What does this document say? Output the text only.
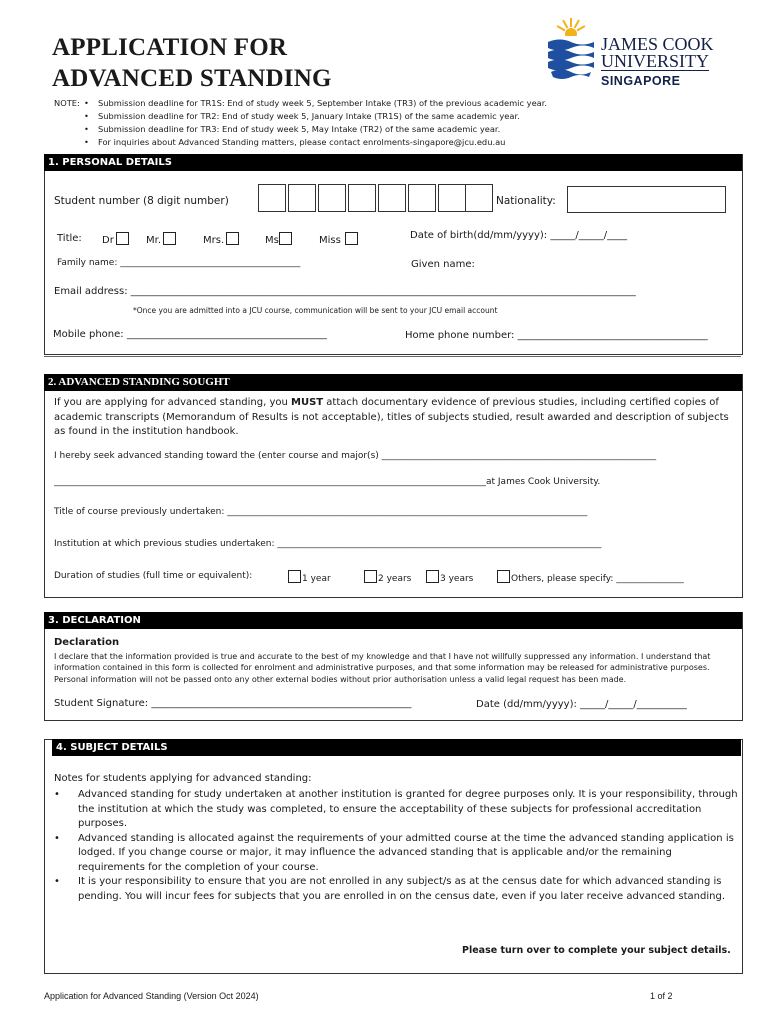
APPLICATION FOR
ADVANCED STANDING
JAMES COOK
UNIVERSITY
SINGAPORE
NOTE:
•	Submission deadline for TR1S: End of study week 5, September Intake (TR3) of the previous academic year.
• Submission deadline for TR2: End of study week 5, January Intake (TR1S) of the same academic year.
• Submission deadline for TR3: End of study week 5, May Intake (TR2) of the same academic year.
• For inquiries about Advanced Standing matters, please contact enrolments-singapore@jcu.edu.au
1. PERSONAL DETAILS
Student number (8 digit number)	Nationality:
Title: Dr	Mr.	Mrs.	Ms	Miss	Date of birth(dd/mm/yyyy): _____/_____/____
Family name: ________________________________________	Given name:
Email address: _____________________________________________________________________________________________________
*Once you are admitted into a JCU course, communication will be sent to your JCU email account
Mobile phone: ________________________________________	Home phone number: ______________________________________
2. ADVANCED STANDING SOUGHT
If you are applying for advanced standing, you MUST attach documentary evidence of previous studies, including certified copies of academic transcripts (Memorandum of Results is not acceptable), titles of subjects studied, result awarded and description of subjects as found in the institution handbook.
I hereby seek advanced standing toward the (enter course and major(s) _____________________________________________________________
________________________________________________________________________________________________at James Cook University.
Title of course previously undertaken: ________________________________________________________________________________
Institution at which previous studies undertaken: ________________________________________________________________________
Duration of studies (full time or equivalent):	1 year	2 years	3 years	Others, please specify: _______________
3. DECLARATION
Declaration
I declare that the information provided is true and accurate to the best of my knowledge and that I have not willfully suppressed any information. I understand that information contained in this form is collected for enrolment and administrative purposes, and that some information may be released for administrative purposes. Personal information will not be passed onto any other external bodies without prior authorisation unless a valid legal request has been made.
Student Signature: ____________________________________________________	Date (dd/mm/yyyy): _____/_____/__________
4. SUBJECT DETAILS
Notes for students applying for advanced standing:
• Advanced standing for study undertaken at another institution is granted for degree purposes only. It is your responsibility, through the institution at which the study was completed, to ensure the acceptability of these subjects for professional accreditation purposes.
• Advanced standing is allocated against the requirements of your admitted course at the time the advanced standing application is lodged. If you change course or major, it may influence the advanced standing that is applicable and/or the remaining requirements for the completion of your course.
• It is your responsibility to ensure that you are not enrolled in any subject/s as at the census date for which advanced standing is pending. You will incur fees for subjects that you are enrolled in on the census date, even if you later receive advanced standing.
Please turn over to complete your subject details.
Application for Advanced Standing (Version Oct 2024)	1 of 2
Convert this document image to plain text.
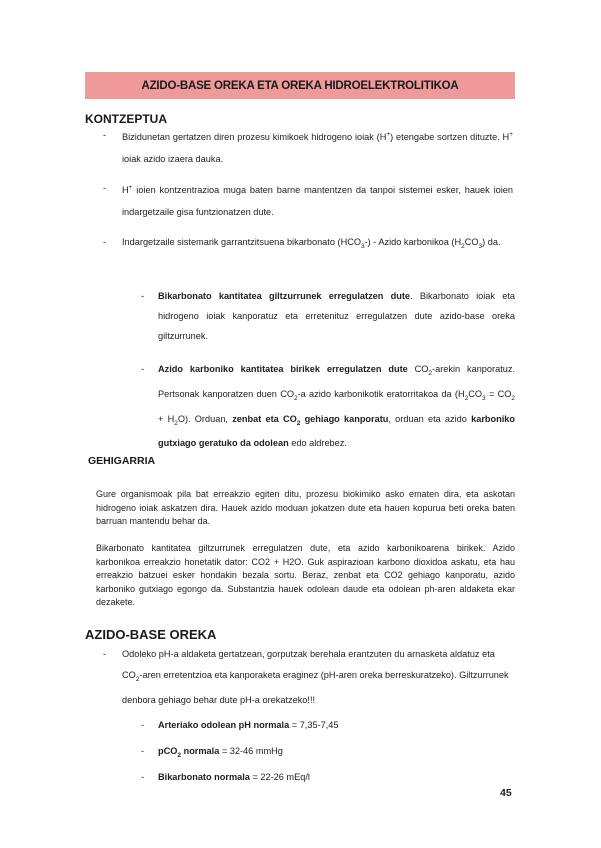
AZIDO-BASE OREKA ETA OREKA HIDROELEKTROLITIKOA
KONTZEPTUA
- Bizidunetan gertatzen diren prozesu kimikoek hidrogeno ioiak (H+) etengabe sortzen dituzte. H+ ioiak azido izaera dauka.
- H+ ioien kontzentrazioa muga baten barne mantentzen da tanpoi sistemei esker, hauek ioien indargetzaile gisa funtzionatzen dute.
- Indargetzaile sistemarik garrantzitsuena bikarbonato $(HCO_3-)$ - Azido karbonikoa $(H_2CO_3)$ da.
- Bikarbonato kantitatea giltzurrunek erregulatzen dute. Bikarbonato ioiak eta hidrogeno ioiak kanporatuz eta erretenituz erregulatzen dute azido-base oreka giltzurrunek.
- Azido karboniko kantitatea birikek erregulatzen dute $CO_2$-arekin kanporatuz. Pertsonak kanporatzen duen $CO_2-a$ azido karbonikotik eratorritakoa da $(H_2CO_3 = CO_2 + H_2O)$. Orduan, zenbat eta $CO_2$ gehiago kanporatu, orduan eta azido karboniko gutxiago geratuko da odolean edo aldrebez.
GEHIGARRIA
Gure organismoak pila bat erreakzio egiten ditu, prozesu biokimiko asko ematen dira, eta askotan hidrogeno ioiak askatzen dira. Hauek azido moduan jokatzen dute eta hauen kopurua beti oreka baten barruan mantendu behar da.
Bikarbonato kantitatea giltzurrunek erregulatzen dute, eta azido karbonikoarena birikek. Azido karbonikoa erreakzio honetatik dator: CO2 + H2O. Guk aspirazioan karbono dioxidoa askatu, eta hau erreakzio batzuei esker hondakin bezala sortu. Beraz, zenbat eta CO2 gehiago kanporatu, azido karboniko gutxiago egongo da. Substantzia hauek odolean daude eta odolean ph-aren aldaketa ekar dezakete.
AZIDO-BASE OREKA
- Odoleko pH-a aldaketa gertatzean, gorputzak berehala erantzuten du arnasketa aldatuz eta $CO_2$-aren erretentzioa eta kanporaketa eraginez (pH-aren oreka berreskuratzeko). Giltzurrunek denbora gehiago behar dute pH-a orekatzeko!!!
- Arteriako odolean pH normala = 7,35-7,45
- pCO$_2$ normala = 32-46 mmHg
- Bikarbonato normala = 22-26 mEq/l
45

---

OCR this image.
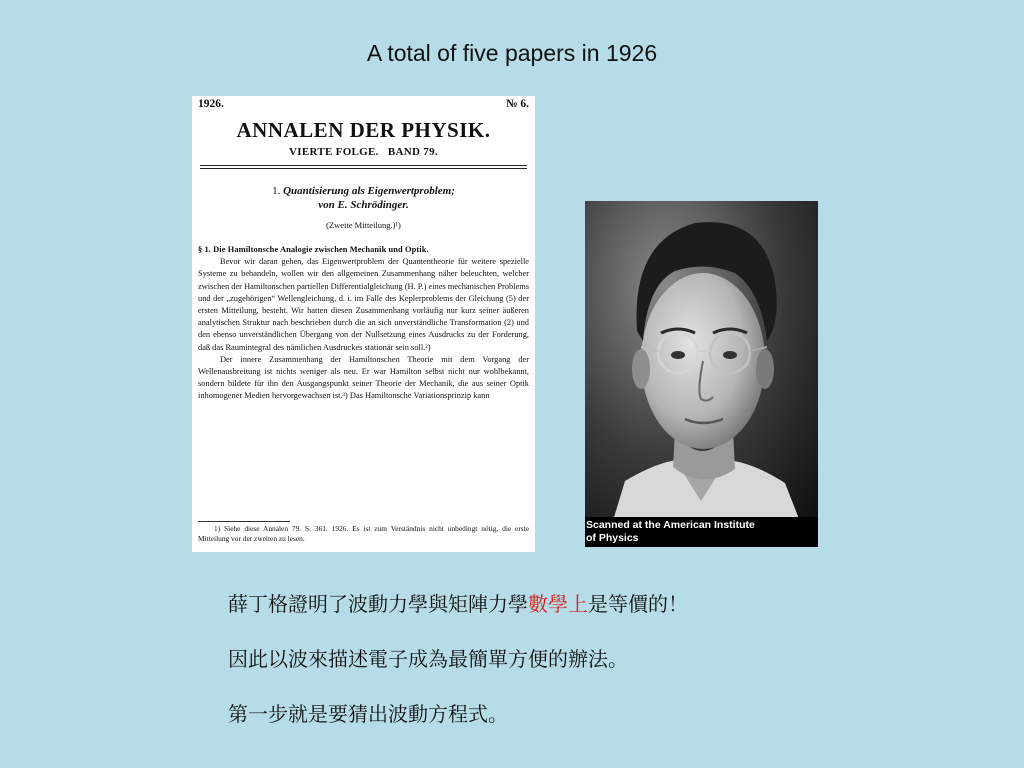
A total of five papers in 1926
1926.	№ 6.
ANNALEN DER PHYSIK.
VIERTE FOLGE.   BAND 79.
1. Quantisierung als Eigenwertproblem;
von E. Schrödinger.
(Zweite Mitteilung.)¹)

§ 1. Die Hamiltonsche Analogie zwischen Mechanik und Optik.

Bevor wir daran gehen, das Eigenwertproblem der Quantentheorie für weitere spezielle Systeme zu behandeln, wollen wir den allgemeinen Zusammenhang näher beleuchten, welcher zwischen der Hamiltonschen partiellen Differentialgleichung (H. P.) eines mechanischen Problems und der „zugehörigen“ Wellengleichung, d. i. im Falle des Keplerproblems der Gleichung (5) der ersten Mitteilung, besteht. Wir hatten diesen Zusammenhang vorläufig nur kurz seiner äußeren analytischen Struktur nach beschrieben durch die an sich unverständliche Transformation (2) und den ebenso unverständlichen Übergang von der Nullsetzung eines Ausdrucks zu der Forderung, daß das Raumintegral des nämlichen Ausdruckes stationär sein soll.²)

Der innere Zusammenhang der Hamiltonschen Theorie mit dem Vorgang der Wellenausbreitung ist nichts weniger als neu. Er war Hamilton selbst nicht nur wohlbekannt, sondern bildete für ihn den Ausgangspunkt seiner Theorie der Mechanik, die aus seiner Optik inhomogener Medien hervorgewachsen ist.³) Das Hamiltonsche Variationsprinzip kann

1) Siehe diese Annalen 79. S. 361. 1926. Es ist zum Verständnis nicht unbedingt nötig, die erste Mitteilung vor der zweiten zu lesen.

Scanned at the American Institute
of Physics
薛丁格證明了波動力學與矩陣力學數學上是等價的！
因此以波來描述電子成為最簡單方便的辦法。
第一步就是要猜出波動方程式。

What needs to be done: Select every line where the word "kantitatea" occurs.

Exercise output:
- Bikarbonato kantitatea giltzurrunek erregulatzen dute. Bikarbonato ioiak eta hidrogeno ioiak kanporatuz eta erretenituz erregulatzen dute azido-base oreka giltzurrunek.
- Azido karboniko kantitatea birikek erregulatzen dute $CO_2$-arekin kanporatuz. Pertsonak kanporatzen duen $CO_2-a$ azido karbonikotik eratorritakoa da $(H_2CO_3 = CO_2 + H_2O)$. Orduan, zenbat eta $CO_2$ gehiago kanporatu, orduan eta azido karboniko gutxiago geratuko da odolean edo aldrebez.
Bikarbonato kantitatea giltzurrunek erregulatzen dute, eta azido karbonikoarena birikek. Azido karbonikoa erreakzio honetatik dator: CO2 + H2O. Guk aspirazioan karbono dioxidoa askatu, eta hau erreakzio batzuei esker hondakin bezala sortu. Beraz, zenbat eta CO2 gehiago kanporatu, azido karboniko gutxiago egongo da. Substantzia hauek odolean daude eta odolean ph-aren aldaketa ekar dezakete.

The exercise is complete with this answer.